OBJECTIVE. Each line below is to be written out in full, exactly as shown.

INPUT.
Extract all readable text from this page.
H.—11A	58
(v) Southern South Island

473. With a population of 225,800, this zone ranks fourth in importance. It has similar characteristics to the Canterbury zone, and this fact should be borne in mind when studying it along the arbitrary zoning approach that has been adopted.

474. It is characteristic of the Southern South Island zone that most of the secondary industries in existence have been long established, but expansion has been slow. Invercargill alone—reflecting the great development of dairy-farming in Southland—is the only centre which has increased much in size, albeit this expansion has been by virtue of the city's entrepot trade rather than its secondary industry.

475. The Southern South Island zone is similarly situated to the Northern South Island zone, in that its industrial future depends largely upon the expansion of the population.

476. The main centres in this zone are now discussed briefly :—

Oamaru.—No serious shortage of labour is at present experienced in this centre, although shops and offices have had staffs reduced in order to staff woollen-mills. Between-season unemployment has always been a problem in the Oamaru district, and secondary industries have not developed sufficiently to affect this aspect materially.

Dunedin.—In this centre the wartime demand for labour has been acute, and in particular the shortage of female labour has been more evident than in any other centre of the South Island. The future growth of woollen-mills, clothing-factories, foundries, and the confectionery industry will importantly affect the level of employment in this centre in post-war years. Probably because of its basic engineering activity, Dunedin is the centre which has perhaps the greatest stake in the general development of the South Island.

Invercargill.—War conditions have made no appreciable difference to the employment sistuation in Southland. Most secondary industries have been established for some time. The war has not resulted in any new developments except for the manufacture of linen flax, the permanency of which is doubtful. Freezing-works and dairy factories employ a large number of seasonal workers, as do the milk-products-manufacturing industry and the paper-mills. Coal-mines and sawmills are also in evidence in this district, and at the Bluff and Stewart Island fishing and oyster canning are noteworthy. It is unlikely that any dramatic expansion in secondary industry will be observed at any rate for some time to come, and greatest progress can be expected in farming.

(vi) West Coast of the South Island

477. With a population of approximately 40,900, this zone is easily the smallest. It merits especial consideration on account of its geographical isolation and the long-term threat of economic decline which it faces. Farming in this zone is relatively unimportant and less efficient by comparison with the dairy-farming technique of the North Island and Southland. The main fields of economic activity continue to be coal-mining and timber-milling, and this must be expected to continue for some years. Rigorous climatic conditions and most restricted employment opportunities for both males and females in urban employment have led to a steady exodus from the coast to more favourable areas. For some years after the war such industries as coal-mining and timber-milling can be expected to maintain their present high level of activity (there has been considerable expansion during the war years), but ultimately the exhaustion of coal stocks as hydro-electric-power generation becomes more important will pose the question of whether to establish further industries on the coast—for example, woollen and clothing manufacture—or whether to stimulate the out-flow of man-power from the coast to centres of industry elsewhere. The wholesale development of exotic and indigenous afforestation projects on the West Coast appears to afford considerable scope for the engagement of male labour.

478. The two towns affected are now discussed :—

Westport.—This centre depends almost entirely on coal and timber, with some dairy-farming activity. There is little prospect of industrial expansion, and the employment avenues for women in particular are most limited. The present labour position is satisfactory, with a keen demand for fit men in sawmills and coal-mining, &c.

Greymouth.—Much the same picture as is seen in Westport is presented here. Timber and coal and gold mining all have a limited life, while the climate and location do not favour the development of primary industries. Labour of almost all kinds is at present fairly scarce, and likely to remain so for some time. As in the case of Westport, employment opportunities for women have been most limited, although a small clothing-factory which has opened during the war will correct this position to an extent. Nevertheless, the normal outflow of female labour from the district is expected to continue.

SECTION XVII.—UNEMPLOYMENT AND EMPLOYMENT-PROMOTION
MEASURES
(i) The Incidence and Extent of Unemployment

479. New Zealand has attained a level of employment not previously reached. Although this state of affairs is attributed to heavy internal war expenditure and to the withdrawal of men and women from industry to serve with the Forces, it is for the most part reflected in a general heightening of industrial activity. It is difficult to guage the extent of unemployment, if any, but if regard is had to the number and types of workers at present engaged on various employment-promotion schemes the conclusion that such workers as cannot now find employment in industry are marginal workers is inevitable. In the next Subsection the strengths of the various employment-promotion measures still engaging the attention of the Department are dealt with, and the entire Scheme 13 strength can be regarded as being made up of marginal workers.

ANSWER IN FULL.
Extract all readable text from this page.
H.—11A	58
(v) Southern South Island

473. With a population of 225,800, this zone ranks fourth in importance. It has similar characteristics to the Canterbury zone, and this fact should be borne in mind when studying it along the arbitrary zoning approach that has been adopted.

474. It is characteristic of the Southern South Island zone that most of the secondary industries in existence have been long established, but expansion has been slow. Invercargill alone—reflecting the great development of dairy-farming in Southland—is the only centre which has increased much in size, albeit this expansion has been by virtue of the city's entrepot trade rather than its secondary industry.

475. The Southern South Island zone is similarly situated to the Northern South Island zone, in that its industrial future depends largely upon the expansion of the population.

476. The main centres in this zone are now discussed briefly :—

Oamaru.—No serious shortage of labour is at present experienced in this centre, although shops and offices have had staffs reduced in order to staff woollen-mills. Between-season unemployment has always been a problem in the Oamaru district, and secondary industries have not developed sufficiently to affect this aspect materially.

Dunedin.—In this centre the wartime demand for labour has been acute, and in particular the shortage of female labour has been more evident than in any other centre of the South Island. The future growth of woollen-mills, clothing-factories, foundries, and the confectionery industry will importantly affect the level of employment in this centre in post-war years. Probably because of its basic engineering activity, Dunedin is the centre which has perhaps the greatest stake in the general development of the South Island.

Invercargill.—War conditions have made no appreciable difference to the employment sistuation in Southland. Most secondary industries have been established for some time. The war has not resulted in any new developments except for the manufacture of linen flax, the permanency of which is doubtful. Freezing-works and dairy factories employ a large number of seasonal workers, as do the milk-products-manufacturing industry and the paper-mills. Coal-mines and sawmills are also in evidence in this district, and at the Bluff and Stewart Island fishing and oyster canning are noteworthy. It is unlikely that any dramatic expansion in secondary industry will be observed at any rate for some time to come, and greatest progress can be expected in farming.

(vi) West Coast of the South Island

477. With a population of approximately 40,900, this zone is easily the smallest. It merits especial consideration on account of its geographical isolation and the long-term threat of economic decline which it faces. Farming in this zone is relatively unimportant and less efficient by comparison with the dairy-farming technique of the North Island and Southland. The main fields of economic activity continue to be coal-mining and timber-milling, and this must be expected to continue for some years. Rigorous climatic conditions and most restricted employment opportunities for both males and females in urban employment have led to a steady exodus from the coast to more favourable areas. For some years after the war such industries as coal-mining and timber-milling can be expected to maintain their present high level of activity (there has been considerable expansion during the war years), but ultimately the exhaustion of coal stocks as hydro-electric-power generation becomes more important will pose the question of whether to establish further industries on the coast—for example, woollen and clothing manufacture—or whether to stimulate the out-flow of man-power from the coast to centres of industry elsewhere. The wholesale development of exotic and indigenous afforestation projects on the West Coast appears to afford considerable scope for the engagement of male labour.

478. The two towns affected are now discussed :—

Westport.—This centre depends almost entirely on coal and timber, with some dairy-farming activity. There is little prospect of industrial expansion, and the employment avenues for women in particular are most limited. The present labour position is satisfactory, with a keen demand for fit men in sawmills and coal-mining, &c.

Greymouth.—Much the same picture as is seen in Westport is presented here. Timber and coal and gold mining all have a limited life, while the climate and location do not favour the development of primary industries. Labour of almost all kinds is at present fairly scarce, and likely to remain so for some time. As in the case of Westport, employment opportunities for women have been most limited, although a small clothing-factory which has opened during the war will correct this position to an extent. Nevertheless, the normal outflow of female labour from the district is expected to continue.

SECTION XVII.—UNEMPLOYMENT AND EMPLOYMENT-PROMOTION
MEASURES
(i) The Incidence and Extent of Unemployment

479. New Zealand has attained a level of employment not previously reached. Although this state of affairs is attributed to heavy internal war expenditure and to the withdrawal of men and women from industry to serve with the Forces, it is for the most part reflected in a general heightening of industrial activity. It is difficult to guage the extent of unemployment, if any, but if regard is had to the number and types of workers at present engaged on various employment-promotion schemes the conclusion that such workers as cannot now find employment in industry are marginal workers is inevitable. In the next Subsection the strengths of the various employment-promotion measures still engaging the attention of the Department are dealt with, and the entire Scheme 13 strength can be regarded as being made up of marginal workers.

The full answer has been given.